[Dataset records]
- - -
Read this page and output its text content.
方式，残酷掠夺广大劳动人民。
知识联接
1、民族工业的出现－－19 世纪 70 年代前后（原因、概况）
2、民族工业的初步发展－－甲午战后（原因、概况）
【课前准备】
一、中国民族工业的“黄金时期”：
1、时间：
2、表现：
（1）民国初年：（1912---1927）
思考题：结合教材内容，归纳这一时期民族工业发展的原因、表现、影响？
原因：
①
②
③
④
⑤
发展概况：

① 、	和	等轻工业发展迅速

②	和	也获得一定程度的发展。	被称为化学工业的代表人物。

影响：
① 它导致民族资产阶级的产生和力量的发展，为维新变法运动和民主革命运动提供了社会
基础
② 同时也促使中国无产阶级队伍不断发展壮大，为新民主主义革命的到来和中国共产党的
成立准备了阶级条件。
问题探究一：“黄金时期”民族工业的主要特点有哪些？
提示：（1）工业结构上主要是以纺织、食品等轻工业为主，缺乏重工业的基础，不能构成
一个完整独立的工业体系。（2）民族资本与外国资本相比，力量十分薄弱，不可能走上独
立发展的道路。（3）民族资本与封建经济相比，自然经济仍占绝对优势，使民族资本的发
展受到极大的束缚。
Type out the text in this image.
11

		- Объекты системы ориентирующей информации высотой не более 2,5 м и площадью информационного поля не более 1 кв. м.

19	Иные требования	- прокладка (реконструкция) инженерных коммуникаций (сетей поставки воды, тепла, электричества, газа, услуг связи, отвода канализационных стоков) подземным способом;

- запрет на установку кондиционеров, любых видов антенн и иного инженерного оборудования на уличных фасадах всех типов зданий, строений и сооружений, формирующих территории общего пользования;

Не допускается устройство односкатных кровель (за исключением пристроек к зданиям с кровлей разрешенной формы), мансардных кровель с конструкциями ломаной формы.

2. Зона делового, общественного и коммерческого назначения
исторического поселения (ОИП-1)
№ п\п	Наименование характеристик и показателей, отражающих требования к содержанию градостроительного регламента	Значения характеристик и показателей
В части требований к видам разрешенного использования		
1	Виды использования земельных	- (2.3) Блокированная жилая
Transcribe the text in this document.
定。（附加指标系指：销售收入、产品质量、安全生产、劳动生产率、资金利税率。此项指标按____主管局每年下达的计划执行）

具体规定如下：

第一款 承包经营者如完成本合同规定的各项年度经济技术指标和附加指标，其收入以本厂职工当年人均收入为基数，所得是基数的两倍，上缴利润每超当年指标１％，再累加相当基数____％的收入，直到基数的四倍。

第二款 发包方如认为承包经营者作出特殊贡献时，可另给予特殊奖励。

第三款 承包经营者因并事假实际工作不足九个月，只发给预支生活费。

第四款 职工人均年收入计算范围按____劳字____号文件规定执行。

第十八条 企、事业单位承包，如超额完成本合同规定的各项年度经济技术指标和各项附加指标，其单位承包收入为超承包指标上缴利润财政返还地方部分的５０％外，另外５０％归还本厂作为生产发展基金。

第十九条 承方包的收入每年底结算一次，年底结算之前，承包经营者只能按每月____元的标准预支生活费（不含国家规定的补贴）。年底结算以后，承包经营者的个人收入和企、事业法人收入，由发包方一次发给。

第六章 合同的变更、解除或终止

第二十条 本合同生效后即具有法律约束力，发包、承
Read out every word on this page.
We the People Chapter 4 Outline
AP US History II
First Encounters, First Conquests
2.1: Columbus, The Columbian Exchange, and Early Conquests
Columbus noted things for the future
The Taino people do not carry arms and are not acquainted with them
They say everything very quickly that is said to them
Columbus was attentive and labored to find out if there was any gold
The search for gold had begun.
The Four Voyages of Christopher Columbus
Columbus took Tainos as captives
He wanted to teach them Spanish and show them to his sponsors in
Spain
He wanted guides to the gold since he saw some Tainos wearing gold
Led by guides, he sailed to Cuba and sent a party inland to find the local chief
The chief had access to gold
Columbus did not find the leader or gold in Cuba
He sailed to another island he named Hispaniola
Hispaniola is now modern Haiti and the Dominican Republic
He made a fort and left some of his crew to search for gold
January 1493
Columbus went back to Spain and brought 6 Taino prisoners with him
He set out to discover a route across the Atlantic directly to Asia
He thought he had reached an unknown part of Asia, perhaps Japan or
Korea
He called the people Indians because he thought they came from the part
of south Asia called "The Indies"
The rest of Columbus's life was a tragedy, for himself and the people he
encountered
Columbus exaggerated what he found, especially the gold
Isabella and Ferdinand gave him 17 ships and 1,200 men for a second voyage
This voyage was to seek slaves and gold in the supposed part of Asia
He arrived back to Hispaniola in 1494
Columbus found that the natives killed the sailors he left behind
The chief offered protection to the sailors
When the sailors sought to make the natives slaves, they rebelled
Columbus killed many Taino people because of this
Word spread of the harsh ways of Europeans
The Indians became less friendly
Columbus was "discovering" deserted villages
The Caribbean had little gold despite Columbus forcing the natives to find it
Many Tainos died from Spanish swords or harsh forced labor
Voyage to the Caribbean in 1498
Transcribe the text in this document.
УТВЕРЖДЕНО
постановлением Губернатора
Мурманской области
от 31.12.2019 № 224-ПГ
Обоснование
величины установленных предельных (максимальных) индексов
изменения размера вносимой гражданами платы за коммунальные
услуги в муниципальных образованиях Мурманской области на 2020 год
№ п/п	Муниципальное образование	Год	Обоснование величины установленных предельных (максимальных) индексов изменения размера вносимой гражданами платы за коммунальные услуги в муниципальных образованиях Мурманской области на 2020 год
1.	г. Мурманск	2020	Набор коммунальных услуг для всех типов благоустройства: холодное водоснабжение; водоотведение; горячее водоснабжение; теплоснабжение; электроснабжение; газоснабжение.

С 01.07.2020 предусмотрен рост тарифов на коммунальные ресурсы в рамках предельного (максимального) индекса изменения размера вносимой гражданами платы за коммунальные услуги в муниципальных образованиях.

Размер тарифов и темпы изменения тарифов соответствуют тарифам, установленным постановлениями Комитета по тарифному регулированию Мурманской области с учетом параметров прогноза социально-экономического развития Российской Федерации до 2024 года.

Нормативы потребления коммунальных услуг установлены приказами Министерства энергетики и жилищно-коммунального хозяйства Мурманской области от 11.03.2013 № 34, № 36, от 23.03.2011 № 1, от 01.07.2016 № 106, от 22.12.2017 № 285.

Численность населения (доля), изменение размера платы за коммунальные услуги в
- - -
▶ Exercise directions:
Every line above should be retyped exactly as given.

▶ Full output:
Read this page and output its text content.
方式，残酷掠夺广大劳动人民。
知识联接
1、民族工业的出现－－19 世纪 70 年代前后（原因、概况）
2、民族工业的初步发展－－甲午战后（原因、概况）
【课前准备】
一、中国民族工业的“黄金时期”：
1、时间：
2、表现：
（1）民国初年：（1912---1927）
思考题：结合教材内容，归纳这一时期民族工业发展的原因、表现、影响？
原因：
①
②
③
④
⑤
发展概况：

① 、	和	等轻工业发展迅速

②	和	也获得一定程度的发展。	被称为化学工业的代表人物。

影响：
① 它导致民族资产阶级的产生和力量的发展，为维新变法运动和民主革命运动提供了社会
基础
② 同时也促使中国无产阶级队伍不断发展壮大，为新民主主义革命的到来和中国共产党的
成立准备了阶级条件。
问题探究一：“黄金时期”民族工业的主要特点有哪些？
提示：（1）工业结构上主要是以纺织、食品等轻工业为主，缺乏重工业的基础，不能构成
一个完整独立的工业体系。（2）民族资本与外国资本相比，力量十分薄弱，不可能走上独
立发展的道路。（3）民族资本与封建经济相比，自然经济仍占绝对优势，使民族资本的发
展受到极大的束缚。
Type out the text in this image.
11

		- Объекты системы ориентирующей информации высотой не более 2,5 м и площадью информационного поля не более 1 кв. м.

19	Иные требования	- прокладка (реконструкция) инженерных коммуникаций (сетей поставки воды, тепла, электричества, газа, услуг связи, отвода канализационных стоков) подземным способом;

- запрет на установку кондиционеров, любых видов антенн и иного инженерного оборудования на уличных фасадах всех типов зданий, строений и сооружений, формирующих территории общего пользования;

Не допускается устройство односкатных кровель (за исключением пристроек к зданиям с кровлей разрешенной формы), мансардных кровель с конструкциями ломаной формы.

2. Зона делового, общественного и коммерческого назначения
исторического поселения (ОИП-1)
№ п\п	Наименование характеристик и показателей, отражающих требования к содержанию градостроительного регламента	Значения характеристик и показателей
В части требований к видам разрешенного использования		
1	Виды использования земельных	- (2.3) Блокированная жилая
Transcribe the text in this document.
定。（附加指标系指：销售收入、产品质量、安全生产、劳动生产率、资金利税率。此项指标按____主管局每年下达的计划执行）

具体规定如下：

第一款 承包经营者如完成本合同规定的各项年度经济技术指标和附加指标，其收入以本厂职工当年人均收入为基数，所得是基数的两倍，上缴利润每超当年指标１％，再累加相当基数____％的收入，直到基数的四倍。

第二款 发包方如认为承包经营者作出特殊贡献时，可另给予特殊奖励。

第三款 承包经营者因并事假实际工作不足九个月，只发给预支生活费。

第四款 职工人均年收入计算范围按____劳字____号文件规定执行。

第十八条 企、事业单位承包，如超额完成本合同规定的各项年度经济技术指标和各项附加指标，其单位承包收入为超承包指标上缴利润财政返还地方部分的５０％外，另外５０％归还本厂作为生产发展基金。

第十九条 承方包的收入每年底结算一次，年底结算之前，承包经营者只能按每月____元的标准预支生活费（不含国家规定的补贴）。年底结算以后，承包经营者的个人收入和企、事业法人收入，由发包方一次发给。

第六章 合同的变更、解除或终止

第二十条 本合同生效后即具有法律约束力，发包、承
Read out every word on this page.
We the People Chapter 4 Outline
AP US History II
First Encounters, First Conquests
2.1: Columbus, The Columbian Exchange, and Early Conquests
Columbus noted things for the future
The Taino people do not carry arms and are not acquainted with them
They say everything very quickly that is said to them
Columbus was attentive and labored to find out if there was any gold
The search for gold had begun.
The Four Voyages of Christopher Columbus
Columbus took Tainos as captives
He wanted to teach them Spanish and show them to his sponsors in
Spain
He wanted guides to the gold since he saw some Tainos wearing gold
Led by guides, he sailed to Cuba and sent a party inland to find the local chief
The chief had access to gold
Columbus did not find the leader or gold in Cuba
He sailed to another island he named Hispaniola
Hispaniola is now modern Haiti and the Dominican Republic
He made a fort and left some of his crew to search for gold
January 1493
Columbus went back to Spain and brought 6 Taino prisoners with him
He set out to discover a route across the Atlantic directly to Asia
He thought he had reached an unknown part of Asia, perhaps Japan or
Korea
He called the people Indians because he thought they came from the part
of south Asia called "The Indies"
The rest of Columbus's life was a tragedy, for himself and the people he
encountered
Columbus exaggerated what he found, especially the gold
Isabella and Ferdinand gave him 17 ships and 1,200 men for a second voyage
This voyage was to seek slaves and gold in the supposed part of Asia
He arrived back to Hispaniola in 1494
Columbus found that the natives killed the sailors he left behind
The chief offered protection to the sailors
When the sailors sought to make the natives slaves, they rebelled
Columbus killed many Taino people because of this
Word spread of the harsh ways of Europeans
The Indians became less friendly
Columbus was "discovering" deserted villages
The Caribbean had little gold despite Columbus forcing the natives to find it
Many Tainos died from Spanish swords or harsh forced labor
Voyage to the Caribbean in 1498
Transcribe the text in this document.
УТВЕРЖДЕНО
постановлением Губернатора
Мурманской области
от 31.12.2019 № 224-ПГ
Обоснование
величины установленных предельных (максимальных) индексов
изменения размера вносимой гражданами платы за коммунальные
услуги в муниципальных образованиях Мурманской области на 2020 год
№ п/п	Муниципальное образование	Год	Обоснование величины установленных предельных (максимальных) индексов изменения размера вносимой гражданами платы за коммунальные услуги в муниципальных образованиях Мурманской области на 2020 год
1.	г. Мурманск	2020	Набор коммунальных услуг для всех типов благоустройства: холодное водоснабжение; водоотведение; горячее водоснабжение; теплоснабжение; электроснабжение; газоснабжение.

С 01.07.2020 предусмотрен рост тарифов на коммунальные ресурсы в рамках предельного (максимального) индекса изменения размера вносимой гражданами платы за коммунальные услуги в муниципальных образованиях.

Размер тарифов и темпы изменения тарифов соответствуют тарифам, установленным постановлениями Комитета по тарифному регулированию Мурманской области с учетом параметров прогноза социально-экономического развития Российской Федерации до 2024 года.

Нормативы потребления коммунальных услуг установлены приказами Министерства энергетики и жилищно-коммунального хозяйства Мурманской области от 11.03.2013 № 34, № 36, от 23.03.2011 № 1, от 01.07.2016 № 106, от 22.12.2017 № 285.

Численность населения (доля), изменение размера платы за коммунальные услуги в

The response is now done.